Dataset:
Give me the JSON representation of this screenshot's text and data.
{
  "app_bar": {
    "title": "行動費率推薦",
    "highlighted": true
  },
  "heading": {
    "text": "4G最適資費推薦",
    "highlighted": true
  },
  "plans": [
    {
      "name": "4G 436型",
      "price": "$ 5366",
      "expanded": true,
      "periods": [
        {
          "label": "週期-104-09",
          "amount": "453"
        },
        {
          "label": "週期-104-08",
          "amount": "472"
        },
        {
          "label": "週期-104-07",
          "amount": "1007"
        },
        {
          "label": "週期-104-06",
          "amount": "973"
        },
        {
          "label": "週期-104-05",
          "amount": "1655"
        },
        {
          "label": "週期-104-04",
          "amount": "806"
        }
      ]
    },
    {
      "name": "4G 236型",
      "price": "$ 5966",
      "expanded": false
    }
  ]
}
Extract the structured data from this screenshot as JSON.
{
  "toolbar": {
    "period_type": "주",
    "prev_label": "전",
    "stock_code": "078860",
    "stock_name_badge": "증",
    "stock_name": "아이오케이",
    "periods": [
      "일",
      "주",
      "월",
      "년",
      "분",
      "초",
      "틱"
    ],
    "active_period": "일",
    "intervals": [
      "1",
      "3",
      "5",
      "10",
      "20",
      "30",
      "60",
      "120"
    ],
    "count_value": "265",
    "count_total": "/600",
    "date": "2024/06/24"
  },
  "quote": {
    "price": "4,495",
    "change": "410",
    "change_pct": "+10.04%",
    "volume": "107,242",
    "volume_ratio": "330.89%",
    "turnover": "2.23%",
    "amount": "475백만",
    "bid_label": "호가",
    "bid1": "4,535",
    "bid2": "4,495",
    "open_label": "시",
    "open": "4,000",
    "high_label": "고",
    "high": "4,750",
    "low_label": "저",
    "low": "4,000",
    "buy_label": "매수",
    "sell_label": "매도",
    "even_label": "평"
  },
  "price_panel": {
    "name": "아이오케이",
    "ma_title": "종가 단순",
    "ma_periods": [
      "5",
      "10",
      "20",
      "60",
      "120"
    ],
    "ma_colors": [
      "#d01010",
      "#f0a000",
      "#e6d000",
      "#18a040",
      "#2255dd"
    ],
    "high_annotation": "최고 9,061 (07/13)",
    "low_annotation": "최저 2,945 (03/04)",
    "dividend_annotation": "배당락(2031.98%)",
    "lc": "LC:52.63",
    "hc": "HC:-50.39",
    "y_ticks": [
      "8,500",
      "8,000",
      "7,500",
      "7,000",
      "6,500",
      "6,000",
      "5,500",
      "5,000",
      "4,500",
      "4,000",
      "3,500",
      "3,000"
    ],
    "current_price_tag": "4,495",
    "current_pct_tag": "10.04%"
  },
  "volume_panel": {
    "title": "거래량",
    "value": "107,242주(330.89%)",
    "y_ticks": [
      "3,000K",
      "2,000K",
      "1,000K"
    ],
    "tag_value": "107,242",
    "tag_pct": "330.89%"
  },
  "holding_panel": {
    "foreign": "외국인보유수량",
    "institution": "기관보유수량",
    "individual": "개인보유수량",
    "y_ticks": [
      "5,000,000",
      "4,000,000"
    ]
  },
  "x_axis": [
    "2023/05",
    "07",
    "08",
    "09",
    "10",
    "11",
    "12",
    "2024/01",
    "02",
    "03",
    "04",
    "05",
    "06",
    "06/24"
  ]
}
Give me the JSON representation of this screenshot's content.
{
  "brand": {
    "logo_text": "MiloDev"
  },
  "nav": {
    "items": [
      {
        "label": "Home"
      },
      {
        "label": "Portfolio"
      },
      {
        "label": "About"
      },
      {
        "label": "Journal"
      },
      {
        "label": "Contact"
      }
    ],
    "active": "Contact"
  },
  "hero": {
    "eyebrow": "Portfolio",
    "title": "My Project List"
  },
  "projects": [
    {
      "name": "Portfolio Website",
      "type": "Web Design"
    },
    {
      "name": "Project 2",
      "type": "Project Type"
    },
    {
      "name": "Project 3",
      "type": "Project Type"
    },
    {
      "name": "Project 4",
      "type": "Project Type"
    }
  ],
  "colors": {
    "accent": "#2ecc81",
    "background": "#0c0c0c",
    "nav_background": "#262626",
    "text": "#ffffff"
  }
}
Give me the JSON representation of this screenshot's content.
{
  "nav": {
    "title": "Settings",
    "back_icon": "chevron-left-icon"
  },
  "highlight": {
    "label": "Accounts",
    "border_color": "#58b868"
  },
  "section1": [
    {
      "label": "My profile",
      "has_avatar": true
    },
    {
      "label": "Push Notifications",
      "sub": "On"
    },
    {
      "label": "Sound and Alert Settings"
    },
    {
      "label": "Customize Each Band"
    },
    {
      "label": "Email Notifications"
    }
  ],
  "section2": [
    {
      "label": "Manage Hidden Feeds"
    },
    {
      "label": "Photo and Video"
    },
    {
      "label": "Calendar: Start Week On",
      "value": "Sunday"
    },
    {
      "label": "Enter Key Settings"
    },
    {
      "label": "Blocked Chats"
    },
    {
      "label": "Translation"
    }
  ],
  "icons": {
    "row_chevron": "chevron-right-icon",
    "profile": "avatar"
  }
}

Problem to work on:
Calculate how many lines of the material include the string "Settings", and state that number by itself.

Exercise answer:
3